→ **The task**: Report every line from the material that contains the word "Velocity".

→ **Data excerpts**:
□ □ □

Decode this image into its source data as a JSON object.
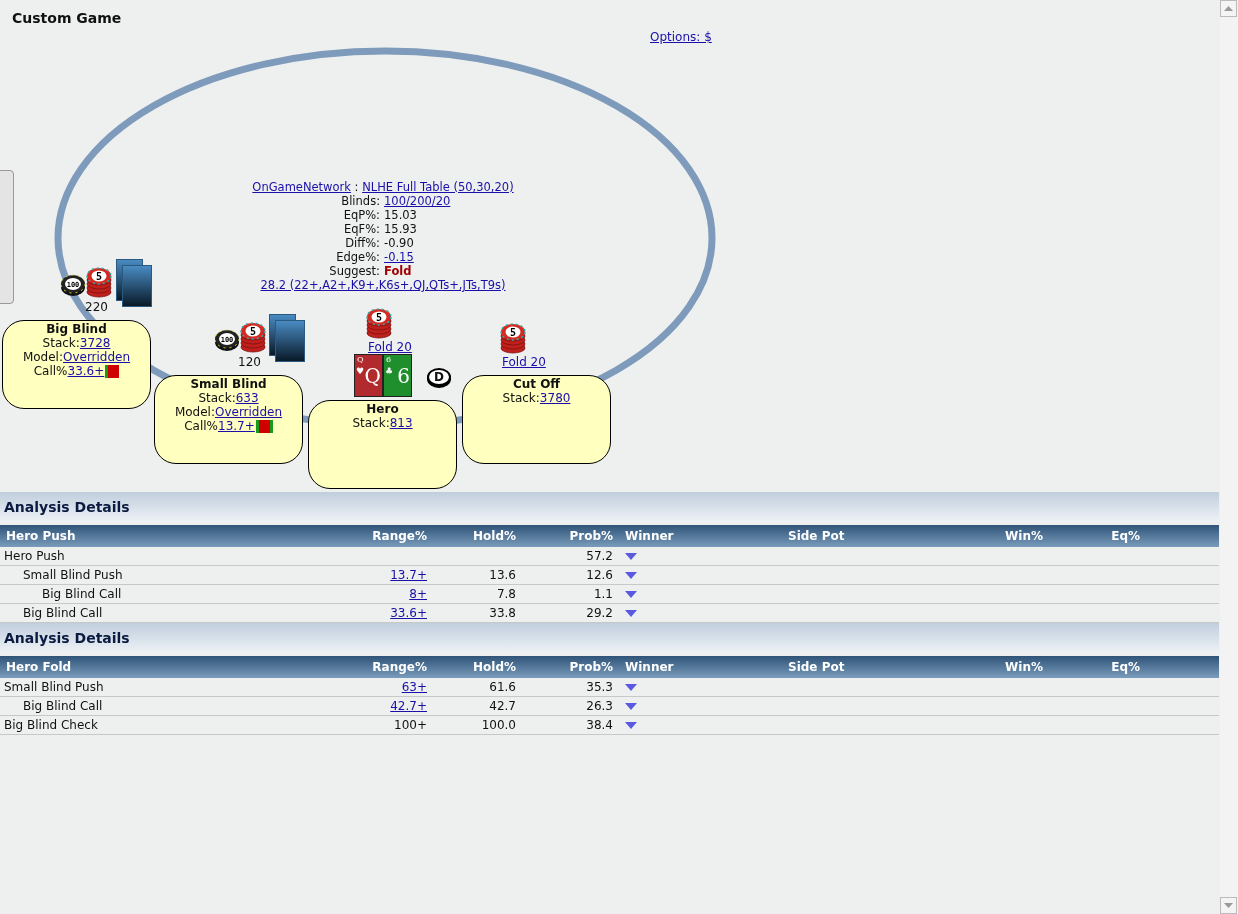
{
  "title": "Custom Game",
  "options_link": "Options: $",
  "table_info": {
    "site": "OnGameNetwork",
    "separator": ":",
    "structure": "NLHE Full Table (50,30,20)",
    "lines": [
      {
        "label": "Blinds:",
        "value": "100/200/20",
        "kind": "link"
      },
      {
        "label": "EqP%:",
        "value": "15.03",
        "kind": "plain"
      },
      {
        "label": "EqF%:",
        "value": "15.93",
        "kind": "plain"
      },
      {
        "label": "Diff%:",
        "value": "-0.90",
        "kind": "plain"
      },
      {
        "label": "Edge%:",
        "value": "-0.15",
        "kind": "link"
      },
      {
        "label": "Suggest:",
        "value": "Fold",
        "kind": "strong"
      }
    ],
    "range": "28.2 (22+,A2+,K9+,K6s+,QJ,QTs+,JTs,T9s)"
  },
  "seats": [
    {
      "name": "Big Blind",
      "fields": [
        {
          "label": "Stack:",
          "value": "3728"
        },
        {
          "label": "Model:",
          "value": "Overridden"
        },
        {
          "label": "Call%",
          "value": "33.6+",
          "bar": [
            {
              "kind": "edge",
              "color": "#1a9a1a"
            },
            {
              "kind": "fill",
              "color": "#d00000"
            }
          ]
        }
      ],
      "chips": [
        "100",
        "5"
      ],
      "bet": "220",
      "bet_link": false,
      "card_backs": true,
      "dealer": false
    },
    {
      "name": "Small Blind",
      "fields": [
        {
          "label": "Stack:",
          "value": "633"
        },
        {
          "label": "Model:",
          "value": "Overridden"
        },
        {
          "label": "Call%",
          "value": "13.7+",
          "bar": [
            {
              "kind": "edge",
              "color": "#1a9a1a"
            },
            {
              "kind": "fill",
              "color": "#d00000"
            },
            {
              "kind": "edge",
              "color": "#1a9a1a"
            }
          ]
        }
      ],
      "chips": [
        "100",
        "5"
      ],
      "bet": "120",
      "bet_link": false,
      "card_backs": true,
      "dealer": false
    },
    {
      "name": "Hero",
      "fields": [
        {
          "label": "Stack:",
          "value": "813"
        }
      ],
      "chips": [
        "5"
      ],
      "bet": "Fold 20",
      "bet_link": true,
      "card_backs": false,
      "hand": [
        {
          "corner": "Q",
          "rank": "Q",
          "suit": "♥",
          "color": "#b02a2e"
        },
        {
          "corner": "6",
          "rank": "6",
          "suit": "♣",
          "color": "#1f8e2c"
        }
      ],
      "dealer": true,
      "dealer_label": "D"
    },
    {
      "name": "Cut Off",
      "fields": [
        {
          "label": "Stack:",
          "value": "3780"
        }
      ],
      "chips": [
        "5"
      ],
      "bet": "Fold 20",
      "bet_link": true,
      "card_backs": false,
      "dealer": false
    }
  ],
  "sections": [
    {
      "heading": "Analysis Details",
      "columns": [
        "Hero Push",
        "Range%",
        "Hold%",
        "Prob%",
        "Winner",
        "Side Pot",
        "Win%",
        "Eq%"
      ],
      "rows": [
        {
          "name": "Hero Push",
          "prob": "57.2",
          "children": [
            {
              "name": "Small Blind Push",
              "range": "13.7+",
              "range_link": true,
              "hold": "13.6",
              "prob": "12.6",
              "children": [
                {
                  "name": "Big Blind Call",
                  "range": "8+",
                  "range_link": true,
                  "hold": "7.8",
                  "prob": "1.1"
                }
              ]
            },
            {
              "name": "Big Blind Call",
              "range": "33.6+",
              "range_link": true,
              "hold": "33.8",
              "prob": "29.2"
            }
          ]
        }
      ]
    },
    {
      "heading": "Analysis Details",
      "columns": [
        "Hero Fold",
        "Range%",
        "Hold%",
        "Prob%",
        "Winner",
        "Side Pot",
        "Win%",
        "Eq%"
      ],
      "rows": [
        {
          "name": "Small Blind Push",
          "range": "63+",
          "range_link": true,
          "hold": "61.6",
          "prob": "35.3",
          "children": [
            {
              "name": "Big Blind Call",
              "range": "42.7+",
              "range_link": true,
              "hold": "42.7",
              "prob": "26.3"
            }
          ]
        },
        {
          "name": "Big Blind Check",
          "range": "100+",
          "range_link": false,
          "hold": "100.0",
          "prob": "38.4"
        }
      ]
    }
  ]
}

□ □ □

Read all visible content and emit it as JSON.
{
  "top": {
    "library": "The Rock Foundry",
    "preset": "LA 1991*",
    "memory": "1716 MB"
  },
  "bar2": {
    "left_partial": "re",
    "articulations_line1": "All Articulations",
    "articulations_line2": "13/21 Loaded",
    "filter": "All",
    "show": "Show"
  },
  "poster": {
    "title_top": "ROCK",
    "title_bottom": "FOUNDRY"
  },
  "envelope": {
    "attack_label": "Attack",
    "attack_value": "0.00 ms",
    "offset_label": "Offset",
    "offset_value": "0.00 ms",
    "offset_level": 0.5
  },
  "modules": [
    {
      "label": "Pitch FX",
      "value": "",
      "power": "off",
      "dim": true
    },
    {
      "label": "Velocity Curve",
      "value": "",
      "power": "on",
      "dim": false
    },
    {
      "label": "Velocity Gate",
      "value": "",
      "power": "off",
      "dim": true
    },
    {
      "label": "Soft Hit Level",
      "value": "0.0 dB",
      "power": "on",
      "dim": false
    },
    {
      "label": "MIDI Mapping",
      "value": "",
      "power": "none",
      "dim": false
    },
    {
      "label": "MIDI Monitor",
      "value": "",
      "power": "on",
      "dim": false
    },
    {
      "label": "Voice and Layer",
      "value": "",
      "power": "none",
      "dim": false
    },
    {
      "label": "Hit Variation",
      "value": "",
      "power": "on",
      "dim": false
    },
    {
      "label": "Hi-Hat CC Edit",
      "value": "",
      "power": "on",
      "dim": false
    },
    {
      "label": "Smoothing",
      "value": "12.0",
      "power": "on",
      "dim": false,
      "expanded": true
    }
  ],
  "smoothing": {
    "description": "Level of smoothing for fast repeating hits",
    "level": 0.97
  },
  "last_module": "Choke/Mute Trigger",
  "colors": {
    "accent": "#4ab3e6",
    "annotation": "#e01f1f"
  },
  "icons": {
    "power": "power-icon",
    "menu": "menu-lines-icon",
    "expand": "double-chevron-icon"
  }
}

□ □ □

→ **Task response**:
      "label": "Velocity Curve",
      "label": "Velocity Gate",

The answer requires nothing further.